**Exercise instructions:** Keep every line where the word "片段模型" appears; drop the rest.

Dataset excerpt
>>>>>
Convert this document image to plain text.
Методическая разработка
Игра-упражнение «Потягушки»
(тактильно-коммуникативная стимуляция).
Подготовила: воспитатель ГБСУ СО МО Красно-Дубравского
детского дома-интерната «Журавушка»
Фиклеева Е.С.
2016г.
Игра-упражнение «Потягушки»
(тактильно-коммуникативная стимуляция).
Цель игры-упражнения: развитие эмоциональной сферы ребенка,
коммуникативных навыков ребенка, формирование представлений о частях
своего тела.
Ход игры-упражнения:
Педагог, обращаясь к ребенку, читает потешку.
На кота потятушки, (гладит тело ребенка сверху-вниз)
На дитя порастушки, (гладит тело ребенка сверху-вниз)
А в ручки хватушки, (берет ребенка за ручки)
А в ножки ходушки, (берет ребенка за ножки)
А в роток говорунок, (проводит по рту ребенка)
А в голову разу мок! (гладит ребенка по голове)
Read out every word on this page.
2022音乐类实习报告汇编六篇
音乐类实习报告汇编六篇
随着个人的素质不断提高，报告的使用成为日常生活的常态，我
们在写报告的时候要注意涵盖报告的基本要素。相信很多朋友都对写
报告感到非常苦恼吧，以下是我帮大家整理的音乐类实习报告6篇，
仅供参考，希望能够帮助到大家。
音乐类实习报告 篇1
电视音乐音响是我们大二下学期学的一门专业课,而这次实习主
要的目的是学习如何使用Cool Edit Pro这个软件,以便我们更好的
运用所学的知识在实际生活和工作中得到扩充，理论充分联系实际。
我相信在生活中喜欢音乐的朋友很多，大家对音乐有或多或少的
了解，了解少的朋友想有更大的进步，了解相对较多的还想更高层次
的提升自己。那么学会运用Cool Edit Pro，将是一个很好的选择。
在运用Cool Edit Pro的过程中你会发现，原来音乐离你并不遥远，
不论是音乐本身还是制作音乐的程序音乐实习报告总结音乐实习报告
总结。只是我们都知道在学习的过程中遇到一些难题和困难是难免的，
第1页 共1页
<<<<<
>>>>>
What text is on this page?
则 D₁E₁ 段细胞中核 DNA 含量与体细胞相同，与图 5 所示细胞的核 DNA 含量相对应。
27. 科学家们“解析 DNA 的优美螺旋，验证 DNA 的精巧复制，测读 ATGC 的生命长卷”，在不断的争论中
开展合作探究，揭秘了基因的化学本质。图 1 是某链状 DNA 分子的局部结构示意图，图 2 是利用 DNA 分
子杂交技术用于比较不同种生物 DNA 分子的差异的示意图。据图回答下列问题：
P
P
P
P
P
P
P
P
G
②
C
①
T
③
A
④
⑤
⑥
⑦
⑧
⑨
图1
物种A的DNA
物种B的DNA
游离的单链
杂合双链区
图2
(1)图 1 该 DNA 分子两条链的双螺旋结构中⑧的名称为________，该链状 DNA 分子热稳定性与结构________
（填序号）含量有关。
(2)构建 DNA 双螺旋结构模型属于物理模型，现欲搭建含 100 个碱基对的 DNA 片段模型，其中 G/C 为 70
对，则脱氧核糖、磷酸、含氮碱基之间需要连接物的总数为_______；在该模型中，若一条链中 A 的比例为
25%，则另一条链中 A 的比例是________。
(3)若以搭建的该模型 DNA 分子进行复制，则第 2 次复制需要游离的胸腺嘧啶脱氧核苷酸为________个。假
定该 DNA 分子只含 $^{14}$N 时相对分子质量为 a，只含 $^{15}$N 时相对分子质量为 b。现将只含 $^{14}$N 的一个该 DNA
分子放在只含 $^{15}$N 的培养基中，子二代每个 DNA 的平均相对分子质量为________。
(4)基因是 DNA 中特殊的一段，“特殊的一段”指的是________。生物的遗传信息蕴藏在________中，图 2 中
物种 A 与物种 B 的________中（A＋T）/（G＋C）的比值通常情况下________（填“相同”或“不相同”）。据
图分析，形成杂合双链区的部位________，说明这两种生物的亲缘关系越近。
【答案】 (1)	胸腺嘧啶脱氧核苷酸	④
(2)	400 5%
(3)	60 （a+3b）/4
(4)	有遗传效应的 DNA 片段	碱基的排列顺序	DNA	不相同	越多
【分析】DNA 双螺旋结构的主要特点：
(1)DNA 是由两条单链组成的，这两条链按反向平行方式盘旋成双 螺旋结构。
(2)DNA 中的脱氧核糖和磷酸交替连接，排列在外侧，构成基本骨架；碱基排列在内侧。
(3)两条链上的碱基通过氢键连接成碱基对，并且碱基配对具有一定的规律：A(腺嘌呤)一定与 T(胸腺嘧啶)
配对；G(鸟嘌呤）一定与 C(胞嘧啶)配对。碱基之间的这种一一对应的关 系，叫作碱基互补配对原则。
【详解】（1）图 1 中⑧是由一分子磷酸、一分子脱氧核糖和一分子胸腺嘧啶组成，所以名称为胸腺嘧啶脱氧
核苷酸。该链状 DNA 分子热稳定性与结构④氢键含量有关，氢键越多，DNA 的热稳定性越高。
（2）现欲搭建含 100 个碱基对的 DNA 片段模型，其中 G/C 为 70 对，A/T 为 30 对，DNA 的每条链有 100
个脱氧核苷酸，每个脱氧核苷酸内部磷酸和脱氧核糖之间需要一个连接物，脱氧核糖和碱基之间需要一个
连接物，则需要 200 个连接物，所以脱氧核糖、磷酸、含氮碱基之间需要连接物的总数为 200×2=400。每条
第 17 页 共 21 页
<<<<<
**Result:**
(2)构建 DNA 双螺旋结构模型属于物理模型，现欲搭建含 100 个碱基对的 DNA 片段模型，其中 G/C 为 70
（2）现欲搭建含 100 个碱基对的 DNA 片段模型，其中 G/C 为 70 对，A/T 为 30 对，DNA 的每条链有 100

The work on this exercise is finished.